Work instructions: Copy out all the lines in the records that include the word "contribution".

Material provided:
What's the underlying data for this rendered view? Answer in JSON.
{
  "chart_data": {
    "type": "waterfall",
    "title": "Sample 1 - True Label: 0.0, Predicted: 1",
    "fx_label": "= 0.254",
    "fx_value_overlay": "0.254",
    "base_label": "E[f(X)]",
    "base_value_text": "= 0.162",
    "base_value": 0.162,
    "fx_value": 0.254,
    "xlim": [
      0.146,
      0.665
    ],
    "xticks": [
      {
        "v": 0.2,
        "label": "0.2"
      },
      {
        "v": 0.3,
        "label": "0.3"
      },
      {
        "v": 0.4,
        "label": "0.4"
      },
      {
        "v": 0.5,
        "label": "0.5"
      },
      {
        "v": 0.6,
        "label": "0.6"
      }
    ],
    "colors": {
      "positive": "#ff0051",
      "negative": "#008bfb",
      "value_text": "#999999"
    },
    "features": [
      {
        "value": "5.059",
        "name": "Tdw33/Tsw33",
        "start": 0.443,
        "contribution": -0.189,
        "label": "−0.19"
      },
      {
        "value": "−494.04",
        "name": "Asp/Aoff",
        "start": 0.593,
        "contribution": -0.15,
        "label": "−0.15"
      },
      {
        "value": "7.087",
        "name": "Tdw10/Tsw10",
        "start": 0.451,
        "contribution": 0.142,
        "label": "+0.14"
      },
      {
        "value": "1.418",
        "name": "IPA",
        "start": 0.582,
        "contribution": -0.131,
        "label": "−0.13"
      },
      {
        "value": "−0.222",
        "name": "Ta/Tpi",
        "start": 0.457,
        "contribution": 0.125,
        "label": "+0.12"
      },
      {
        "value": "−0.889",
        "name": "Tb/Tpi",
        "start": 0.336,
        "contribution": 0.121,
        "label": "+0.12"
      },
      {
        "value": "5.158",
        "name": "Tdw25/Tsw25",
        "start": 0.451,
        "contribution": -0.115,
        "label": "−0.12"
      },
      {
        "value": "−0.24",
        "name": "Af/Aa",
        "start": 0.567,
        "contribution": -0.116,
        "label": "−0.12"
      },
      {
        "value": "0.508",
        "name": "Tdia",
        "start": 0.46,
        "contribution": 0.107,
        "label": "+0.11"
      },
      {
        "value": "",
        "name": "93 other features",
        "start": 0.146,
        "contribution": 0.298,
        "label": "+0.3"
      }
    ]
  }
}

Task solution:
        "contribution": -0.189,
        "contribution": -0.15,
        "contribution": 0.142,
        "contribution": -0.131,
        "contribution": 0.125,
        "contribution": 0.121,
        "contribution": -0.115,
        "contribution": -0.116,
        "contribution": 0.107,
        "contribution": 0.298,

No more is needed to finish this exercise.